● DATASET
-------

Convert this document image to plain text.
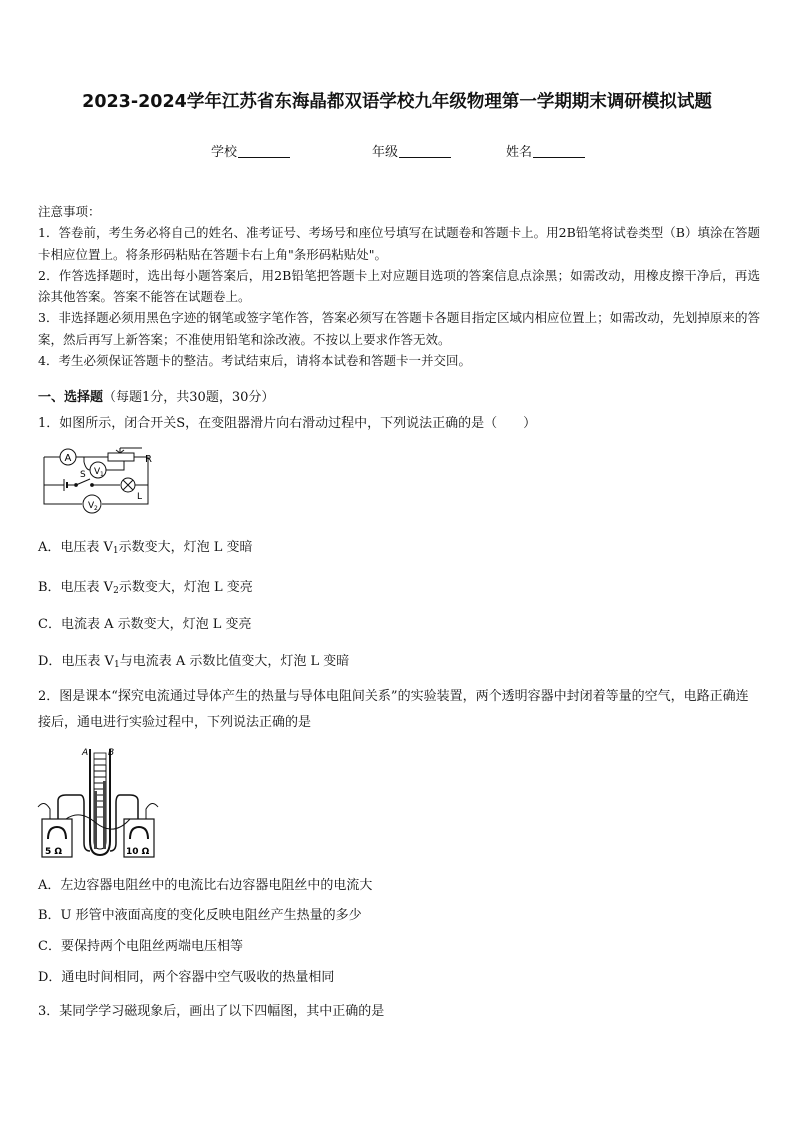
2023-2024学年江苏省东海晶都双语学校九年级物理第一学期期末调研模拟试题
学校	年级	姓名
注意事项：
1．答卷前，考生务必将自己的姓名、准考证号、考场号和座位号填写在试题卷和答题卡上。用2B铅笔将试卷类型（B）填涂在答题卡相应位置上。将条形码粘贴在答题卡右上角"条形码粘贴处"。
2．作答选择题时，选出每小题答案后，用2B铅笔把答题卡上对应题目选项的答案信息点涂黑；如需改动，用橡皮擦干净后，再选涂其他答案。答案不能答在试题卷上。
3．非选择题必须用黑色字迹的钢笔或签字笔作答，答案必须写在答题卡各题目指定区域内相应位置上；如需改动，先划掉原来的答案，然后再写上新答案；不准使用铅笔和涂改液。不按以上要求作答无效。
4．考生必须保证答题卡的整洁。考试结束后，请将本试卷和答题卡一并交回。
一、选择题（每题1分，共30题，30分）
1．如图所示，闭合开关S，在变阻器滑片向右滑动过程中，下列说法正确的是（　　）
A
V 1
V 2
R
S
L
A．电压表 V1示数变大，灯泡 L 变暗
B．电压表 V2示数变大，灯泡 L 变亮
C．电流表 A 示数变大，灯泡 L 变亮
D．电压表 V1与电流表 A 示数比值变大，灯泡 L 变暗
2．图是课本“探究电流通过导体产生的热量与导体电阻间关系”的实验装置，两个透明容器中封闭着等量的空气，电路正确连接后，通电进行实验过程中，下列说法正确的是
A B
5 Ω	10 Ω
A．左边容器电阻丝中的电流比右边容器电阻丝中的电流大
B．U 形管中液面高度的变化反映电阻丝产生热量的多少
C．要保持两个电阻丝两端电压相等
D．通电时间相同，两个容器中空气吸收的热量相同
3．某同学学习磁现象后，画出了以下四幅图，其中正确的是
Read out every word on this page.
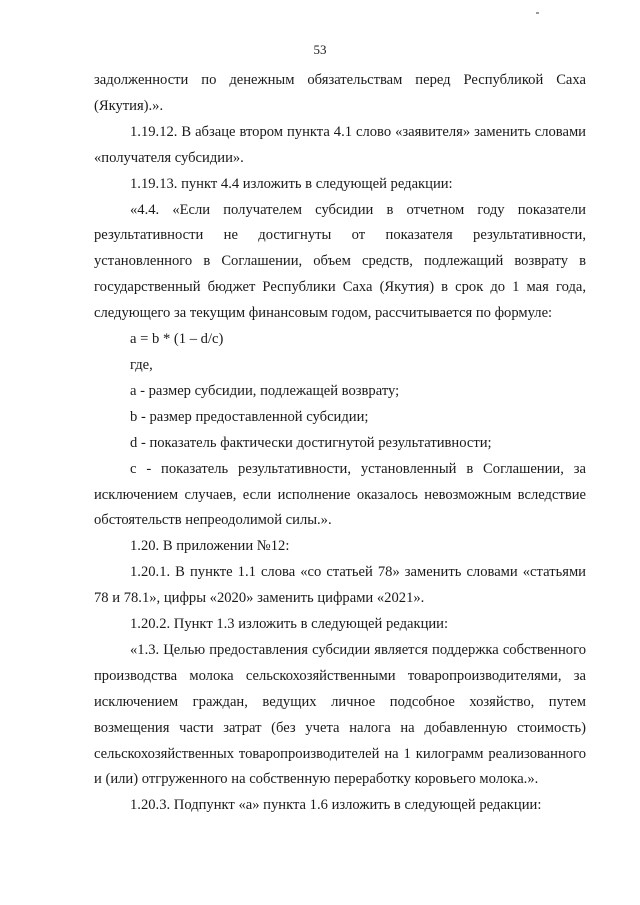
53

задолженности по денежным обязательствам перед Республикой Саха (Якутия).».

1.19.12. В абзаце втором пункта 4.1 слово «заявителя» заменить словами «получателя субсидии».

1.19.13. пункт 4.4 изложить в следующей редакции:

«4.4. «Если получателем субсидии в отчетном году показатели результативности не достигнуты от показателя результативности, установленного в Соглашении, объем средств, подлежащий возврату в государственный бюджет Республики Саха (Якутия) в срок до 1 мая года, следующего за текущим финансовым годом, рассчитывается по формуле:

а = b * (1 – d/c)

где,

а - размер субсидии, подлежащей возврату;

b - размер предоставленной субсидии;

d - показатель фактически достигнутой результативности;

с - показатель результативности, установленный в Соглашении, за исключением случаев, если исполнение оказалось невозможным вследствие обстоятельств непреодолимой силы.».

1.20. В приложении №12:

1.20.1. В пункте 1.1 слова «со статьей 78» заменить словами «статьями 78 и 78.1», цифры «2020» заменить цифрами «2021».

1.20.2. Пункт 1.3 изложить в следующей редакции:

«1.3. Целью предоставления субсидии является поддержка собственного производства молока сельскохозяйственными товаропроизводителями, за исключением граждан, ведущих личное подсобное хозяйство, путем возмещения части затрат (без учета налога на добавленную стоимость) сельскохозяйственных товаропроизводителей на 1 килограмм реализованного и (или) отгруженного на собственную переработку коровьего молока.».

1.20.3. Подпункт «а» пункта 1.6 изложить в следующей редакции:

-------

● DIRECTION
Of the lines in the listing above, how many hold the string "исключением"? Reply with the number only.

● WRITTEN REPLY
2